Objective
Reproduce every line of the material below, but drop the pictures.
------------------------
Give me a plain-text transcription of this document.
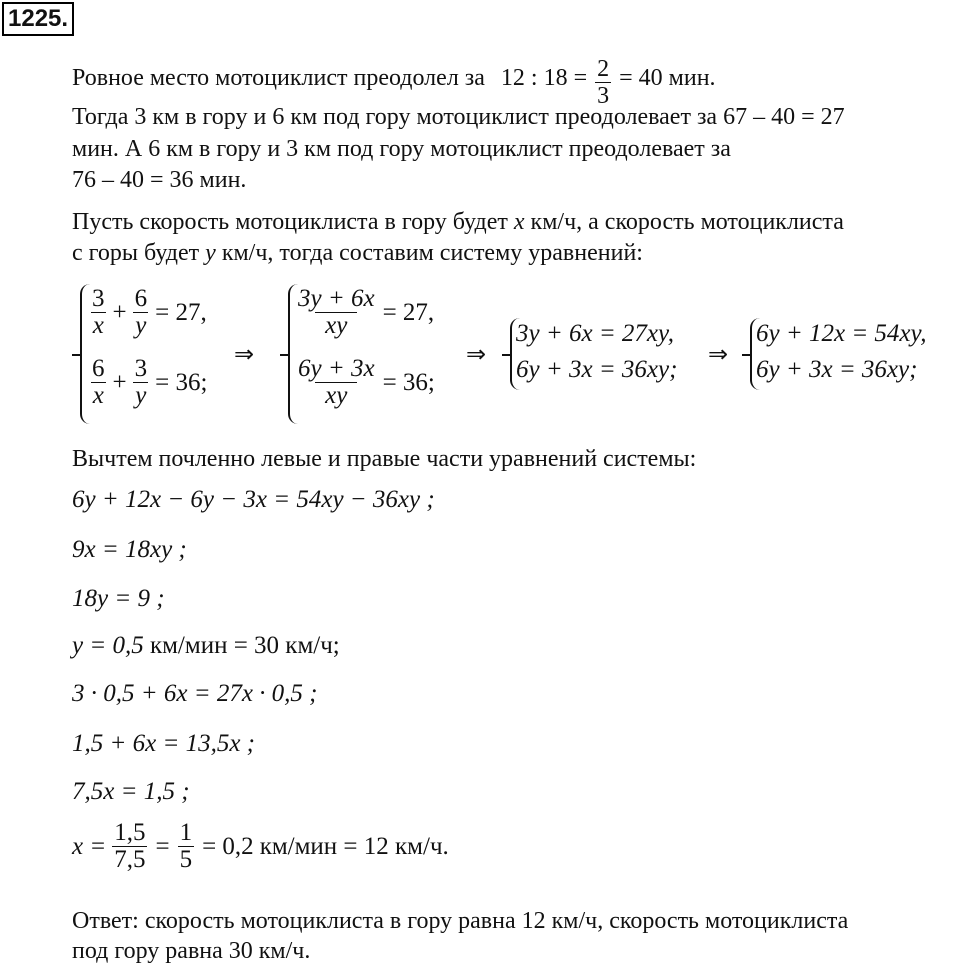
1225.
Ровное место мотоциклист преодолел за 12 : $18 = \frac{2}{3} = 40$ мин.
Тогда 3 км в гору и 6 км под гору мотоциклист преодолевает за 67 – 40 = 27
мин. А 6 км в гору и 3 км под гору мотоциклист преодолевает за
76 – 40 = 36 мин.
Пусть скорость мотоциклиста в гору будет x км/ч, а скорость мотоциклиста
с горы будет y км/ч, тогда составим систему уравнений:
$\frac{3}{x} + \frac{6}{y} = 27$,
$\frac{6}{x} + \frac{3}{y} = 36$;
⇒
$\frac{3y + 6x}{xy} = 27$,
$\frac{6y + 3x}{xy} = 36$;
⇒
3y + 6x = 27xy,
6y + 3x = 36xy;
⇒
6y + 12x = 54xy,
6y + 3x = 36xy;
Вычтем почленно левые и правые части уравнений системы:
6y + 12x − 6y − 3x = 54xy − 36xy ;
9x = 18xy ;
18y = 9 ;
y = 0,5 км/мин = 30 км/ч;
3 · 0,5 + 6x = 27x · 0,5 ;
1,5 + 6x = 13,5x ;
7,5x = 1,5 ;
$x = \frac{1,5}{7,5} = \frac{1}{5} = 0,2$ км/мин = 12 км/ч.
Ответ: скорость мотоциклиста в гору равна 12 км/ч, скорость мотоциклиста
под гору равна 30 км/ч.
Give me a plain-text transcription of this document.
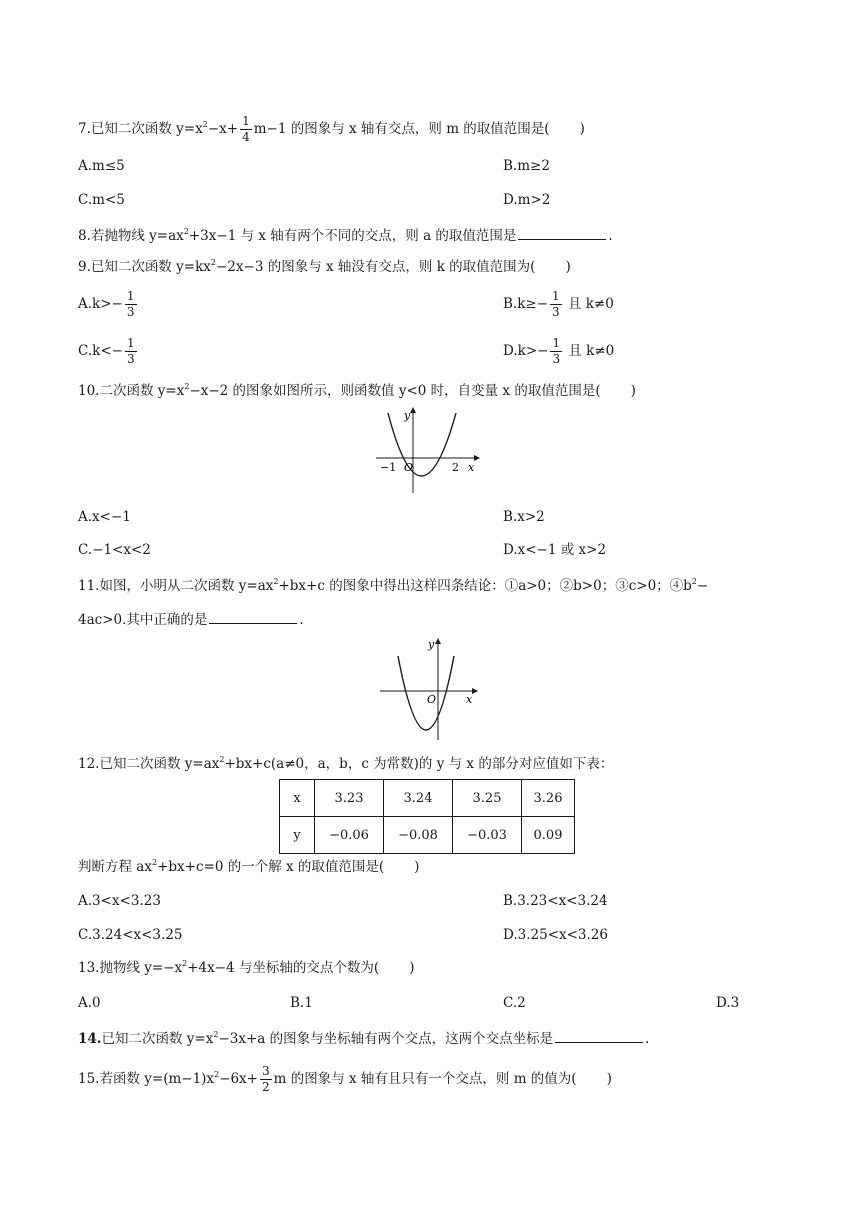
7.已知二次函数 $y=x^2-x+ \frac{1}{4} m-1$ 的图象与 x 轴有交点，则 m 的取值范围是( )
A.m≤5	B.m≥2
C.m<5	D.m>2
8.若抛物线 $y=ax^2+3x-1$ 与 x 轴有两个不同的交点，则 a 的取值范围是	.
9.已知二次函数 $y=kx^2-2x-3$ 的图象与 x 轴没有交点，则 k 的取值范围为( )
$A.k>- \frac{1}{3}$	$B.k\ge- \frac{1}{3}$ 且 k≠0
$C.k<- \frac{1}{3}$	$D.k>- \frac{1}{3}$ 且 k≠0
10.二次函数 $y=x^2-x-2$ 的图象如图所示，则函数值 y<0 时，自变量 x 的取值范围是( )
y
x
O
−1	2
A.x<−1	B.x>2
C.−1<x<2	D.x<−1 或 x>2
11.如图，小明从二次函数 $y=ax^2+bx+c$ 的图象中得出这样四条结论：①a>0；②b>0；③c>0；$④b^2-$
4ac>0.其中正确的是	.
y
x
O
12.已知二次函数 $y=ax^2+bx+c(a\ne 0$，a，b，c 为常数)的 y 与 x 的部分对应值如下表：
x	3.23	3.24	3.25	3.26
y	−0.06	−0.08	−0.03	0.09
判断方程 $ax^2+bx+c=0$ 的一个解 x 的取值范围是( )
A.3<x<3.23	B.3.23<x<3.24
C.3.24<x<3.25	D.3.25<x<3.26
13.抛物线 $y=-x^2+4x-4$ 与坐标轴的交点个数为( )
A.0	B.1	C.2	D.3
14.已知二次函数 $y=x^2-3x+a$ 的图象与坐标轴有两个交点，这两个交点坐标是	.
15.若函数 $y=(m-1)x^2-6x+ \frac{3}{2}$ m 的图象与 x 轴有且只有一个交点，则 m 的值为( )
------------------------
Final result
Give me a plain-text transcription of this document.
1225.
Ровное место мотоциклист преодолел за 12 : $18 = \frac{2}{3} = 40$ мин.
Тогда 3 км в гору и 6 км под гору мотоциклист преодолевает за 67 – 40 = 27
мин. А 6 км в гору и 3 км под гору мотоциклист преодолевает за
76 – 40 = 36 мин.
Пусть скорость мотоциклиста в гору будет x км/ч, а скорость мотоциклиста
с горы будет y км/ч, тогда составим систему уравнений:
$\frac{3}{x} + \frac{6}{y} = 27$,
$\frac{6}{x} + \frac{3}{y} = 36$;
⇒
$\frac{3y + 6x}{xy} = 27$,
$\frac{6y + 3x}{xy} = 36$;
⇒
3y + 6x = 27xy,
6y + 3x = 36xy;
⇒
6y + 12x = 54xy,
6y + 3x = 36xy;
Вычтем почленно левые и правые части уравнений системы:
6y + 12x − 6y − 3x = 54xy − 36xy ;
9x = 18xy ;
18y = 9 ;
y = 0,5 км/мин = 30 км/ч;
3 · 0,5 + 6x = 27x · 0,5 ;
1,5 + 6x = 13,5x ;
7,5x = 1,5 ;
$x = \frac{1,5}{7,5} = \frac{1}{5} = 0,2$ км/мин = 12 км/ч.
Ответ: скорость мотоциклиста в гору равна 12 км/ч, скорость мотоциклиста
под гору равна 30 км/ч.
Give me a plain-text transcription of this document.
7.已知二次函数 $y=x^2-x+ \frac{1}{4} m-1$ 的图象与 x 轴有交点，则 m 的取值范围是( )
A.m≤5	B.m≥2
C.m<5	D.m>2
8.若抛物线 $y=ax^2+3x-1$ 与 x 轴有两个不同的交点，则 a 的取值范围是	.
9.已知二次函数 $y=kx^2-2x-3$ 的图象与 x 轴没有交点，则 k 的取值范围为( )
$A.k>- \frac{1}{3}$	$B.k\ge- \frac{1}{3}$ 且 k≠0
$C.k<- \frac{1}{3}$	$D.k>- \frac{1}{3}$ 且 k≠0
10.二次函数 $y=x^2-x-2$ 的图象如图所示，则函数值 y<0 时，自变量 x 的取值范围是( )
y
x
O
−1	2
A.x<−1	B.x>2
C.−1<x<2	D.x<−1 或 x>2
11.如图，小明从二次函数 $y=ax^2+bx+c$ 的图象中得出这样四条结论：①a>0；②b>0；③c>0；$④b^2-$
4ac>0.其中正确的是	.
y
x
O
12.已知二次函数 $y=ax^2+bx+c(a\ne 0$，a，b，c 为常数)的 y 与 x 的部分对应值如下表：
x	3.23	3.24	3.25	3.26
y	−0.06	−0.08	−0.03	0.09
判断方程 $ax^2+bx+c=0$ 的一个解 x 的取值范围是( )
A.3<x<3.23	B.3.23<x<3.24
C.3.24<x<3.25	D.3.25<x<3.26
13.抛物线 $y=-x^2+4x-4$ 与坐标轴的交点个数为( )
A.0	B.1	C.2	D.3
14.已知二次函数 $y=x^2-3x+a$ 的图象与坐标轴有两个交点，这两个交点坐标是	.
15.若函数 $y=(m-1)x^2-6x+ \frac{3}{2}$ m 的图象与 x 轴有且只有一个交点，则 m 的值为( )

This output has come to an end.